GOAL —
Present each line of the rows below as an item in a numbered list, leaving out any blank lines.
=== EXERCISE DATA ===
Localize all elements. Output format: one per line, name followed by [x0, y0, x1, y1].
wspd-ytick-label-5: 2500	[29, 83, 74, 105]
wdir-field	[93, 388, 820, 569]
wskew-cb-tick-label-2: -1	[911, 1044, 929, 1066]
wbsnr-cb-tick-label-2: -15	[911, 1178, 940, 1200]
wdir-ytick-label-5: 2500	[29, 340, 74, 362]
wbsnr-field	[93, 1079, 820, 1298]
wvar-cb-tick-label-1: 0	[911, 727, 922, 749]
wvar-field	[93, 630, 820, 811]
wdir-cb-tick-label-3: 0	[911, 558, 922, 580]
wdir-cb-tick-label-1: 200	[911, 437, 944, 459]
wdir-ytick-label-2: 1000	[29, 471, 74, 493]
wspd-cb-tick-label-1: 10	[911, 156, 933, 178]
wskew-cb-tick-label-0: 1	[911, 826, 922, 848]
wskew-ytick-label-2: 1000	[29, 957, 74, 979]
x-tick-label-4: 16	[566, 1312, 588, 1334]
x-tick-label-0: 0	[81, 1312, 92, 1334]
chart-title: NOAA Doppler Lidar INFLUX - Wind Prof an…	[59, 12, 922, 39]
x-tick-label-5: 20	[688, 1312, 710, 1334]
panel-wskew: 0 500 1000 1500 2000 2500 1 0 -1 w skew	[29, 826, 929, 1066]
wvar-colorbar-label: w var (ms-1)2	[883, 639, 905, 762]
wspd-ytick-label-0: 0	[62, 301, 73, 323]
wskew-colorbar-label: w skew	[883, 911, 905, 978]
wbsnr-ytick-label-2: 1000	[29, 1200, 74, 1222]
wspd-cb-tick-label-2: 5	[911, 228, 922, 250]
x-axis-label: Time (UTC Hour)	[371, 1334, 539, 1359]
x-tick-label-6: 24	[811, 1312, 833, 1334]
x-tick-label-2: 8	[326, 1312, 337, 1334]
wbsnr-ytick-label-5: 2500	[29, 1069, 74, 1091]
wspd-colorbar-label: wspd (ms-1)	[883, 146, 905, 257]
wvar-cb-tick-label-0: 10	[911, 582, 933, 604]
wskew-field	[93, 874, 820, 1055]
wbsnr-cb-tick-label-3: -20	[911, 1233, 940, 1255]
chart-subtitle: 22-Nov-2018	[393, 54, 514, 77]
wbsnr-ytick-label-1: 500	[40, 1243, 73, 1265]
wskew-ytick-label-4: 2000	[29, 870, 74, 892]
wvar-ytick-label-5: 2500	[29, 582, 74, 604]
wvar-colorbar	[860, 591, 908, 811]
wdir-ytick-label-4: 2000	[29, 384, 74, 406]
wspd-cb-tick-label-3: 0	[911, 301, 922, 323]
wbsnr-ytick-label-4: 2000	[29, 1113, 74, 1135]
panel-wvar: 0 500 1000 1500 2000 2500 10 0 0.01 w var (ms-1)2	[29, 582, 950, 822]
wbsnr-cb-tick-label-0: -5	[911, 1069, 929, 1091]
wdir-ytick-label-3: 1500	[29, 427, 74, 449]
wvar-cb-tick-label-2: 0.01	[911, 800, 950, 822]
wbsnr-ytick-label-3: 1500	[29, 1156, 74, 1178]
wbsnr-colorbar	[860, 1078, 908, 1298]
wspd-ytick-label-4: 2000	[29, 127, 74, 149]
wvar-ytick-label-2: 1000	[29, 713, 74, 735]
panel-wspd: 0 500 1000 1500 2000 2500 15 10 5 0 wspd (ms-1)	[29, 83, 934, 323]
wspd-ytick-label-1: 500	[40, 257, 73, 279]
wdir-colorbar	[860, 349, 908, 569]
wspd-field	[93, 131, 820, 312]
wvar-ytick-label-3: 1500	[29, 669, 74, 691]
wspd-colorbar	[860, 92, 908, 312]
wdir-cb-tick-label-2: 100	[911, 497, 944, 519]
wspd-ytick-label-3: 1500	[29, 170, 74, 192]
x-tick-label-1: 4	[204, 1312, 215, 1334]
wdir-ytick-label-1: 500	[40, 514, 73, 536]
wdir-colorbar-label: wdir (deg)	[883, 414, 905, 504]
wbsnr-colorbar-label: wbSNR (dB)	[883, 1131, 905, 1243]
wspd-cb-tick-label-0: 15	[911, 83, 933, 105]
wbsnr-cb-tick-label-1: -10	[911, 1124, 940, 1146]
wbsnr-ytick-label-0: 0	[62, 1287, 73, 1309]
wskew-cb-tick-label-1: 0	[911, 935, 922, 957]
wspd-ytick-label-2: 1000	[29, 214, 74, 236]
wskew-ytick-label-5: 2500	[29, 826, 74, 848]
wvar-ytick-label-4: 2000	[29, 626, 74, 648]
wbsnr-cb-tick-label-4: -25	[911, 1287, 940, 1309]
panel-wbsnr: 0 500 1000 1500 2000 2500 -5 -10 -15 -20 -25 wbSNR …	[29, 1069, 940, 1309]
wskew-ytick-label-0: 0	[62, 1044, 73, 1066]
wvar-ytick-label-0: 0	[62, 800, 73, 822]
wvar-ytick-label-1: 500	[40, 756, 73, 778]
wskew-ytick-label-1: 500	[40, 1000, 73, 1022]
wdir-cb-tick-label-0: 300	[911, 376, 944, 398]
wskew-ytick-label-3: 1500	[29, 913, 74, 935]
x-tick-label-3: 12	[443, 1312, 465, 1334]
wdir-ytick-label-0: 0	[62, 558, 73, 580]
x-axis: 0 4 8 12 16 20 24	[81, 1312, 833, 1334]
===
RESULT —
1. Localize all elements. Output format: one per line, name followed by [x0, y0, x1, y1].
2. wspd-ytick-label-5: 2500	[29, 83, 74, 105]
3. wdir-field	[93, 388, 820, 569]
4. wskew-cb-tick-label-2: -1	[911, 1044, 929, 1066]
5. wbsnr-cb-tick-label-2: -15	[911, 1178, 940, 1200]
6. wdir-ytick-label-5: 2500	[29, 340, 74, 362]
7. wbsnr-field	[93, 1079, 820, 1298]
8. wvar-cb-tick-label-1: 0	[911, 727, 922, 749]
9. wvar-field	[93, 630, 820, 811]
10. wdir-cb-tick-label-3: 0	[911, 558, 922, 580]
11. wdir-cb-tick-label-1: 200	[911, 437, 944, 459]
12. wdir-ytick-label-2: 1000	[29, 471, 74, 493]
13. wspd-cb-tick-label-1: 10	[911, 156, 933, 178]
14. wskew-cb-tick-label-0: 1	[911, 826, 922, 848]
15. wskew-ytick-label-2: 1000	[29, 957, 74, 979]
16. x-tick-label-4: 16	[566, 1312, 588, 1334]
17. x-tick-label-0: 0	[81, 1312, 92, 1334]
18. chart-title: NOAA Doppler Lidar INFLUX - Wind Prof an…	[59, 12, 922, 39]
19. x-tick-label-5: 20	[688, 1312, 710, 1334]
20. panel-wskew: 0 500 1000 1500 2000 2500 1 0 -1 w skew	[29, 826, 929, 1066]
21. wvar-colorbar-label: w var (ms-1)2	[883, 639, 905, 762]
22. wspd-ytick-label-0: 0	[62, 301, 73, 323]
23. wskew-colorbar-label: w skew	[883, 911, 905, 978]
24. wbsnr-ytick-label-2: 1000	[29, 1200, 74, 1222]
25. wspd-cb-tick-label-2: 5	[911, 228, 922, 250]
26. x-axis-label: Time (UTC Hour)	[371, 1334, 539, 1359]
27. x-tick-label-6: 24	[811, 1312, 833, 1334]
28. x-tick-label-2: 8	[326, 1312, 337, 1334]
29. wbsnr-ytick-label-5: 2500	[29, 1069, 74, 1091]
30. wspd-colorbar-label: wspd (ms-1)	[883, 146, 905, 257]
31. wvar-cb-tick-label-0: 10	[911, 582, 933, 604]
32. wskew-field	[93, 874, 820, 1055]
33. wbsnr-cb-tick-label-3: -20	[911, 1233, 940, 1255]
34. chart-subtitle: 22-Nov-2018	[393, 54, 514, 77]
35. wbsnr-ytick-label-1: 500	[40, 1243, 73, 1265]
36. wskew-ytick-label-4: 2000	[29, 870, 74, 892]
37. wvar-ytick-label-5: 2500	[29, 582, 74, 604]
38. wvar-colorbar	[860, 591, 908, 811]
39. wdir-ytick-label-4: 2000	[29, 384, 74, 406]
40. wspd-cb-tick-label-3: 0	[911, 301, 922, 323]
41. wbsnr-ytick-label-4: 2000	[29, 1113, 74, 1135]
42. panel-wvar: 0 500 1000 1500 2000 2500 10 0 0.01 w var (ms-1)2	[29, 582, 950, 822]
43. wbsnr-cb-tick-label-0: -5	[911, 1069, 929, 1091]
44. wdir-ytick-label-3: 1500	[29, 427, 74, 449]
45. wvar-cb-tick-label-2: 0.01	[911, 800, 950, 822]
46. wbsnr-ytick-label-3: 1500	[29, 1156, 74, 1178]
47. wbsnr-colorbar	[860, 1078, 908, 1298]
48. wspd-ytick-label-4: 2000	[29, 127, 74, 149]
49. wvar-ytick-label-2: 1000	[29, 713, 74, 735]
50. panel-wspd: 0 500 1000 1500 2000 2500 15 10 5 0 wspd (ms-1)	[29, 83, 934, 323]
51. wspd-ytick-label-1: 500	[40, 257, 73, 279]
52. wdir-colorbar	[860, 349, 908, 569]
53. wspd-field	[93, 131, 820, 312]
54. wvar-ytick-label-3: 1500	[29, 669, 74, 691]
55. wspd-colorbar	[860, 92, 908, 312]
56. wdir-cb-tick-label-2: 100	[911, 497, 944, 519]
57. wspd-ytick-label-3: 1500	[29, 170, 74, 192]
58. x-tick-label-1: 4	[204, 1312, 215, 1334]
59. wdir-ytick-label-1: 500	[40, 514, 73, 536]
60. wdir-colorbar-label: wdir (deg)	[883, 414, 905, 504]
61. wbsnr-colorbar-label: wbSNR (dB)	[883, 1131, 905, 1243]
62. wspd-cb-tick-label-0: 15	[911, 83, 933, 105]
63. wbsnr-cb-tick-label-1: -10	[911, 1124, 940, 1146]
64. wbsnr-ytick-label-0: 0	[62, 1287, 73, 1309]
65. wskew-cb-tick-label-1: 0	[911, 935, 922, 957]
66. wspd-ytick-label-2: 1000	[29, 214, 74, 236]
67. wskew-ytick-label-5: 2500	[29, 826, 74, 848]
68. wvar-ytick-label-4: 2000	[29, 626, 74, 648]
69. wbsnr-cb-tick-label-4: -25	[911, 1287, 940, 1309]
70. panel-wbsnr: 0 500 1000 1500 2000 2500 -5 -10 -15 -20 -25 wbSNR …	[29, 1069, 940, 1309]
71. wskew-ytick-label-0: 0	[62, 1044, 73, 1066]
72. wvar-ytick-label-0: 0	[62, 800, 73, 822]
73. wvar-ytick-label-1: 500	[40, 756, 73, 778]
74. wskew-ytick-label-1: 500	[40, 1000, 73, 1022]
75. wdir-cb-tick-label-0: 300	[911, 376, 944, 398]
76. wskew-ytick-label-3: 1500	[29, 913, 74, 935]
77. x-tick-label-3: 12	[443, 1312, 465, 1334]
78. wdir-ytick-label-0: 0	[62, 558, 73, 580]
79. x-axis: 0 4 8 12 16 20 24	[81, 1312, 833, 1334]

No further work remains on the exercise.